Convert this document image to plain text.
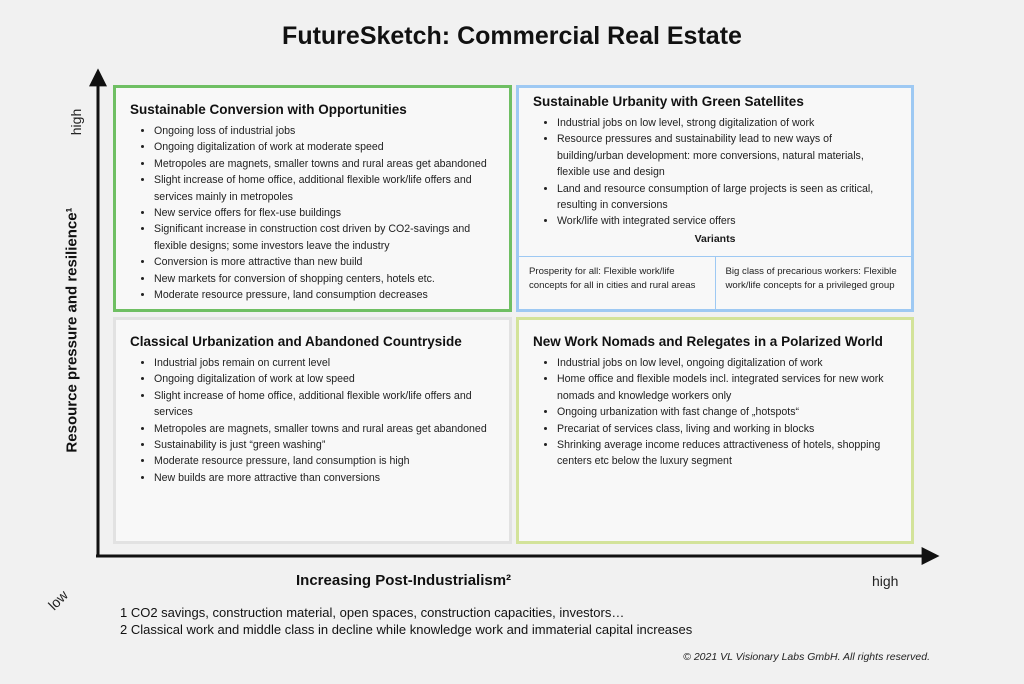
FutureSketch: Commercial Real Estate
high
Resource pressure and resilience¹
low
Sustainable Conversion with Opportunities
• Ongoing loss of industrial jobs
• Ongoing digitalization of work at moderate speed
• Metropoles are magnets, smaller towns and rural areas get abandoned
• Slight increase of home office, additional flexible work/life offers and services mainly in metropoles
• New service offers for flex-use buildings
• Significant increase in construction cost driven by CO2-savings and flexible designs; some investors leave the industry
• Conversion is more attractive than new build
• New markets for conversion of shopping centers, hotels etc.
• Moderate resource pressure, land consumption decreases
Sustainable Urbanity with Green Satellites
• Industrial jobs on low level, strong digitalization of work
• Resource pressures and sustainability lead to new ways of building/urban development: more conversions, natural materials, flexible use and design
• Land and resource consumption of large projects is seen as critical, resulting in conversions
• Work/life with integrated service offers
Variants
Prosperity for all: Flexible work/life concepts for all in cities and rural areas
Big class of precarious workers: Flexible work/life concepts for a privileged group
Classical Urbanization and Abandoned Countryside
• Industrial jobs remain on current level
• Ongoing digitalization of work at low speed
• Slight increase of home office, additional flexible work/life offers and services
• Metropoles are magnets, smaller towns and rural areas get abandoned
• Sustainability is just “green washing”
• Moderate resource pressure, land consumption is high
• New builds are more attractive than conversions
New Work Nomads and Relegates in a Polarized World
• Industrial jobs on low level, ongoing digitalization of work
• Home office and flexible models incl. integrated services for new work nomads and knowledge workers only
• Ongoing urbanization with fast change of „hotspots“
• Precariat of services class, living and working in blocks
• Shrinking average income reduces attractiveness of hotels, shopping centers etc below the luxury segment
Increasing Post-Industrialism²	high
1 CO2 savings, construction material, open spaces, construction capacities, investors…
2 Classical work and middle class in decline while knowledge work and immaterial capital increases
© 2021 VL Visionary Labs GmbH. All rights reserved.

------------------------

Aim of the task: Search the data for "workers". Copy every matching line.

Finished exercise:
Big class of precarious workers: Flexible work/life concepts for a privileged group
• Home office and flexible models incl. integrated services for new work nomads and knowledge workers only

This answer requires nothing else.